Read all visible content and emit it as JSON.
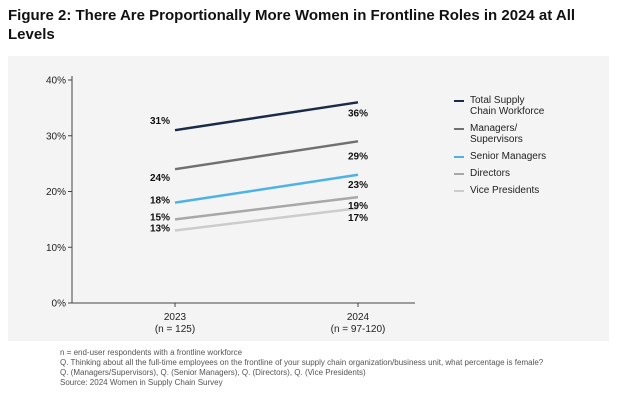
{
  "figure": {
    "title": "Figure 2: There Are Proportionally More Women in Frontline Roles in 2024 at All Levels"
  },
  "chart_data": {
    "type": "line",
    "title": "Figure 2: There Are Proportionally More Women in Frontline Roles in 2024 at All Levels",
    "categories": [
      "2023",
      "2024"
    ],
    "category_notes": [
      "(n = 125)",
      "(n = 97-120)"
    ],
    "ylim": [
      0,
      40
    ],
    "yticks": [
      0,
      10,
      20,
      30,
      40
    ],
    "ytick_labels": [
      "0%",
      "10%",
      "20%",
      "30%",
      "40%"
    ],
    "legend_position": "right",
    "series": [
      {
        "name": "Total Supply Chain Workforce",
        "name_lines": [
          "Total Supply",
          "Chain Workforce"
        ],
        "values": [
          31,
          36
        ],
        "labels": [
          "31%",
          "36%"
        ],
        "color": "#1b2a47"
      },
      {
        "name": "Managers/ Supervisors",
        "name_lines": [
          "Managers/",
          "Supervisors"
        ],
        "values": [
          24,
          29
        ],
        "labels": [
          "24%",
          "29%"
        ],
        "color": "#707070"
      },
      {
        "name": "Senior Managers",
        "name_lines": [
          "Senior Managers"
        ],
        "values": [
          18,
          23
        ],
        "labels": [
          "18%",
          "23%"
        ],
        "color": "#4db3e6"
      },
      {
        "name": "Directors",
        "name_lines": [
          "Directors"
        ],
        "values": [
          15,
          19
        ],
        "labels": [
          "15%",
          "19%"
        ],
        "color": "#a8a8a8"
      },
      {
        "name": "Vice Presidents",
        "name_lines": [
          "Vice Presidents"
        ],
        "values": [
          13,
          17
        ],
        "labels": [
          "13%",
          "17%"
        ],
        "color": "#cccccc"
      }
    ]
  },
  "footnotes": {
    "line1": "n = end-user respondents with a frontline workforce",
    "line2": "Q. Thinking about all the full-time employees on the frontline of your supply chain organization/business unit, what percentage is female?",
    "line3": "Q. (Managers/Supervisors), Q. (Senior Managers), Q. (Directors), Q. (Vice Presidents)",
    "line4": "Source: 2024 Women in Supply Chain Survey"
  }
}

----------

→ Aim: What is the number of lines holding the word "More"? State it alone.

→ Correct result: 2